## What this task involves
Transcribe all of the material exactly. Any picture in it should be left out.

## Listing
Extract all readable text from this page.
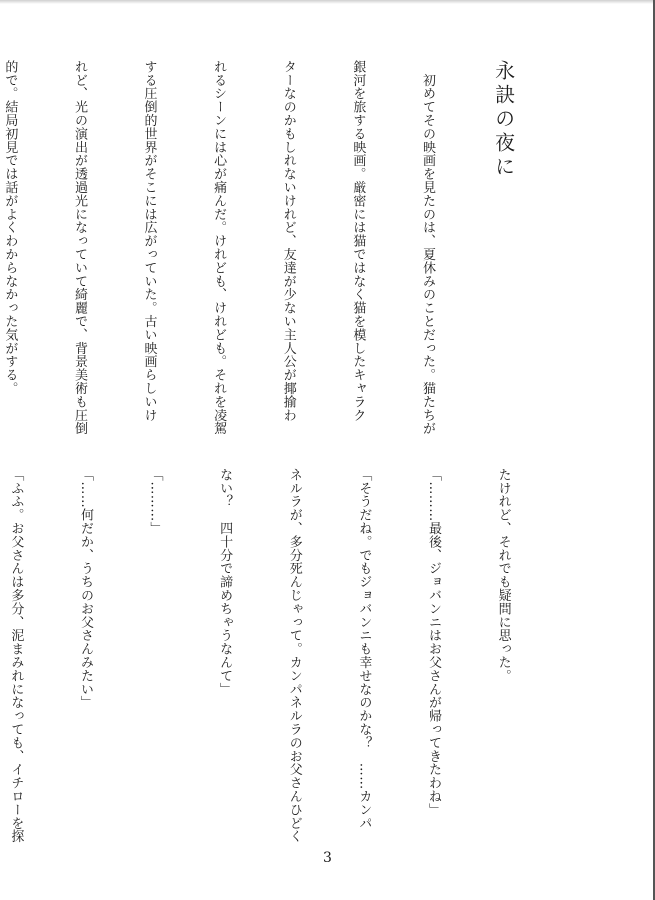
永訣の夜に

　初めてその映画を見たのは、夏休みのことだった。猫たちが

銀河を旅する映画。厳密には猫ではなく猫を模したキャラク

ターなのかもしれないけれど、友達が少ない主人公が揶揄わ

れるシーンには心が痛んだ。けれども、けれども。それを凌駕

する圧倒的世界がそこには広がっていた。古い映画らしいけ

れど、光の演出が透過光になっていて綺麗で、背景美術も圧倒

的で。結局初見では話がよくわからなかった気がする。

たけれど、それでも疑問に思った。

「………最後、ジョバンニはお父さんが帰ってきたわね」

「そうだね。でもジョバンニも幸せなのかな？　……カンパ

ネルラが、多分死んじゃって。カンパネルラのお父さんひどく

ない？　四十分で諦めちゃうなんて」

「………」

「……何だか、うちのお父さんみたい」

「ふふ。お父さんは多分、泥まみれになっても、イチローを探

3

## The solution
Extract all readable text from this page.
永訣の夜に

　初めてその映画を見たのは、夏休みのことだった。猫たちが

銀河を旅する映画。厳密には猫ではなく猫を模したキャラク

ターなのかもしれないけれど、友達が少ない主人公が揶揄わ

れるシーンには心が痛んだ。けれども、けれども。それを凌駕

する圧倒的世界がそこには広がっていた。古い映画らしいけ

れど、光の演出が透過光になっていて綺麗で、背景美術も圧倒

的で。結局初見では話がよくわからなかった気がする。

たけれど、それでも疑問に思った。

「………最後、ジョバンニはお父さんが帰ってきたわね」

「そうだね。でもジョバンニも幸せなのかな？　……カンパ

ネルラが、多分死んじゃって。カンパネルラのお父さんひどく

ない？　四十分で諦めちゃうなんて」

「………」

「……何だか、うちのお父さんみたい」

「ふふ。お父さんは多分、泥まみれになっても、イチローを探

3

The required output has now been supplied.